### JOB
Which lines hold the word "Rehman"? Copy each one.

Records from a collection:
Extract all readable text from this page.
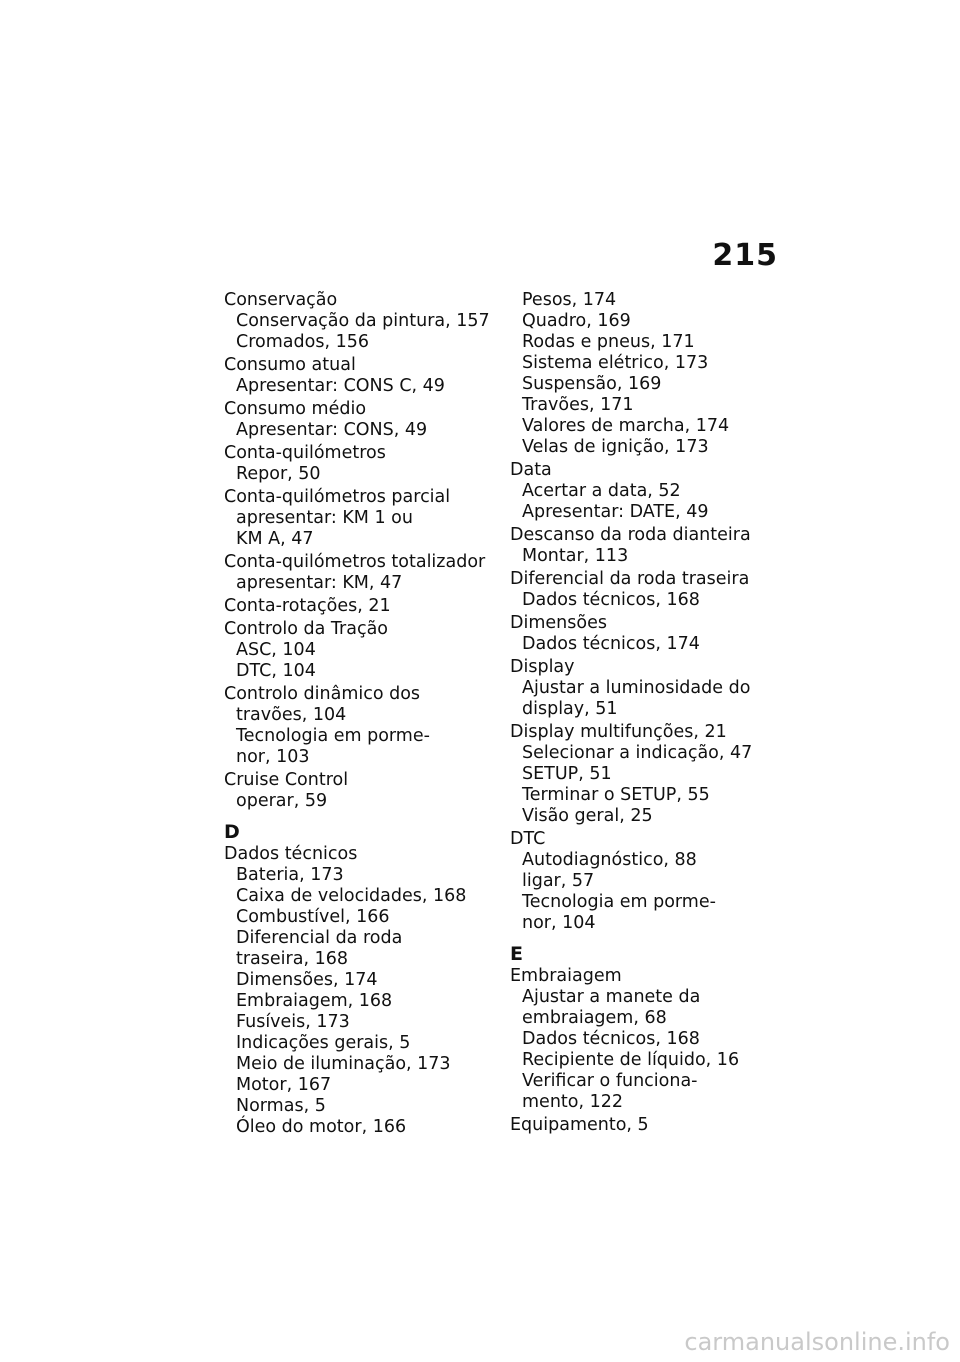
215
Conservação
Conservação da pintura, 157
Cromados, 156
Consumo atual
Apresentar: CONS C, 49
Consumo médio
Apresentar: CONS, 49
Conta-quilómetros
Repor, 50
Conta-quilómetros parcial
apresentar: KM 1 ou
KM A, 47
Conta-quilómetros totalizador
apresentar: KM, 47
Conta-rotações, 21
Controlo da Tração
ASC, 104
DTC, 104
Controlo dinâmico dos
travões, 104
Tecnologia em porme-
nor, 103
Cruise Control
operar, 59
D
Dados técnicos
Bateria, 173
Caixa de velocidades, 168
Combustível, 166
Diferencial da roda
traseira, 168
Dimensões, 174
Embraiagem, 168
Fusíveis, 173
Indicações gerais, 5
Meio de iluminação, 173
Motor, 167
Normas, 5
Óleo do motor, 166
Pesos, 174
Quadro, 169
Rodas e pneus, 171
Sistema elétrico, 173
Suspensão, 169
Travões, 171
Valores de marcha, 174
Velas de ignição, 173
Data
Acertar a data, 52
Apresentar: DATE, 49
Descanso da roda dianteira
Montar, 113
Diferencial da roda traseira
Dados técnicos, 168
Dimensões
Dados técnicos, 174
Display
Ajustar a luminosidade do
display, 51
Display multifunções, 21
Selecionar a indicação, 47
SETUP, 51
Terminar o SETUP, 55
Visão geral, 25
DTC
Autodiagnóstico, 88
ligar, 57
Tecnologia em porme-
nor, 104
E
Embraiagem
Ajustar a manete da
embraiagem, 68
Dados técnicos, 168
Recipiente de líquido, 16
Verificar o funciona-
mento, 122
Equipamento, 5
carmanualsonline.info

==

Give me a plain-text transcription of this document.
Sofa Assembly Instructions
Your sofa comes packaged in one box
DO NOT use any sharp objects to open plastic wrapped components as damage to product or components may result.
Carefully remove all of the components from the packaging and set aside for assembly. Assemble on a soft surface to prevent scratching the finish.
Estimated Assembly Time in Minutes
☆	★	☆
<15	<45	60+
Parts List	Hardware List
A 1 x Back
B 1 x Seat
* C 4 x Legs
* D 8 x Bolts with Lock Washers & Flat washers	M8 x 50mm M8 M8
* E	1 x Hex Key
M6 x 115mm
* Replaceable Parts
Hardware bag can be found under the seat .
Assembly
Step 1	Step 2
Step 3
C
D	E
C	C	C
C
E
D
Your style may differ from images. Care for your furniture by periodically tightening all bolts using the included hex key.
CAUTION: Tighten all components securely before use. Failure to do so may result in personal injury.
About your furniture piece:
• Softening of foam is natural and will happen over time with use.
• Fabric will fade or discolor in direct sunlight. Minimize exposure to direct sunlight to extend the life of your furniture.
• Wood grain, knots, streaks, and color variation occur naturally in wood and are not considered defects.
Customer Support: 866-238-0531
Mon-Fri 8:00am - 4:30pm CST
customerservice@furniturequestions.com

* * *

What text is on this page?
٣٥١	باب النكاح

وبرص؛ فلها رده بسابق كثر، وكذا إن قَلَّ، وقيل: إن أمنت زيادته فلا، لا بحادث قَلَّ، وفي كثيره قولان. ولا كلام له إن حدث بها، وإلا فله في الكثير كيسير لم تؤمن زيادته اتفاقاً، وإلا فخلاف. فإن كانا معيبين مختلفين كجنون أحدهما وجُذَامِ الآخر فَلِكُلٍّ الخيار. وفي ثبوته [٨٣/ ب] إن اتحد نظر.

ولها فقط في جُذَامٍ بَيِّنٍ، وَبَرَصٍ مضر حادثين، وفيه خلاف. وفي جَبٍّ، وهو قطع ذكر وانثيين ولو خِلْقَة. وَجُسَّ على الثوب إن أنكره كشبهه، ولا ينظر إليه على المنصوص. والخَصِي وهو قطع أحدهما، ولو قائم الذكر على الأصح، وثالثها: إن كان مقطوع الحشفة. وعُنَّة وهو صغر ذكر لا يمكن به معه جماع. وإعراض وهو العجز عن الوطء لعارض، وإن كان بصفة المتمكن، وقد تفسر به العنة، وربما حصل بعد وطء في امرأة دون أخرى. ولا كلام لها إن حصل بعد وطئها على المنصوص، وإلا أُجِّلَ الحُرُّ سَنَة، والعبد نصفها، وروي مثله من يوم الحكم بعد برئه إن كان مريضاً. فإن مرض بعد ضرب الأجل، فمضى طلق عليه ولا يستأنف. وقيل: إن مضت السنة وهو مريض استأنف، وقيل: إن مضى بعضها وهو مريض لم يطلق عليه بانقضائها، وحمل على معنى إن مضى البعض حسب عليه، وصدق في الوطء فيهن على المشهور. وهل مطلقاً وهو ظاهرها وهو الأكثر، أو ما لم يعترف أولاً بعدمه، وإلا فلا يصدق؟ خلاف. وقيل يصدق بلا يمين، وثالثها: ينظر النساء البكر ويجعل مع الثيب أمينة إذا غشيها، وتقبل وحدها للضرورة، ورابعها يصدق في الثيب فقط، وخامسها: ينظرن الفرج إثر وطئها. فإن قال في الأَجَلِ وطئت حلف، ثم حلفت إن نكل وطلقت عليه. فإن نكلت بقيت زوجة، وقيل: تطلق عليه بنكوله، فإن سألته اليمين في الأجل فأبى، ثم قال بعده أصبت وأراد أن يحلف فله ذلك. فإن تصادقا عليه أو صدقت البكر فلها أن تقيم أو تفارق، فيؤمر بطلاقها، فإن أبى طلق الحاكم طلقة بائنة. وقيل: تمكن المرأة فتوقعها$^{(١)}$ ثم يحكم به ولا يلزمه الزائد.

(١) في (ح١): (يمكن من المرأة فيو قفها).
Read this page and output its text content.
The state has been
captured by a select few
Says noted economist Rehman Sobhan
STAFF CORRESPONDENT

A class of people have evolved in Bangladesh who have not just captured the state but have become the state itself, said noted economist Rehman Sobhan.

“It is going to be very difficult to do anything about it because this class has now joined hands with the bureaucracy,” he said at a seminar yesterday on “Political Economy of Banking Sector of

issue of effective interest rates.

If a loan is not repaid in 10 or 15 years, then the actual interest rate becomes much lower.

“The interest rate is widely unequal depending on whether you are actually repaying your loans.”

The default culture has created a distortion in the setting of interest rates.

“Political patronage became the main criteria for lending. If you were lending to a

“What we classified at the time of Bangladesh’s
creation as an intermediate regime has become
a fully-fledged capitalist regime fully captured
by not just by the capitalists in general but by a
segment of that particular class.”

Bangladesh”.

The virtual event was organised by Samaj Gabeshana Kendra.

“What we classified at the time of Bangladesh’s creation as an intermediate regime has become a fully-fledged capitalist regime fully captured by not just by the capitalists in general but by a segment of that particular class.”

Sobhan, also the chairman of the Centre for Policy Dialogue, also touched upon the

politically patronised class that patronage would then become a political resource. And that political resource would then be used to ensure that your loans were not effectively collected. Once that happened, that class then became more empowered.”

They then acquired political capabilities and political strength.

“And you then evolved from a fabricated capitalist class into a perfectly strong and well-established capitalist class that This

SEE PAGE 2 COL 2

### EXPECTED OUTPUT
Says noted economist Rehman Sobhan
A class of people have evolved in Bangladesh who have not just captured the state but have become the state itself, said noted economist Rehman Sobhan.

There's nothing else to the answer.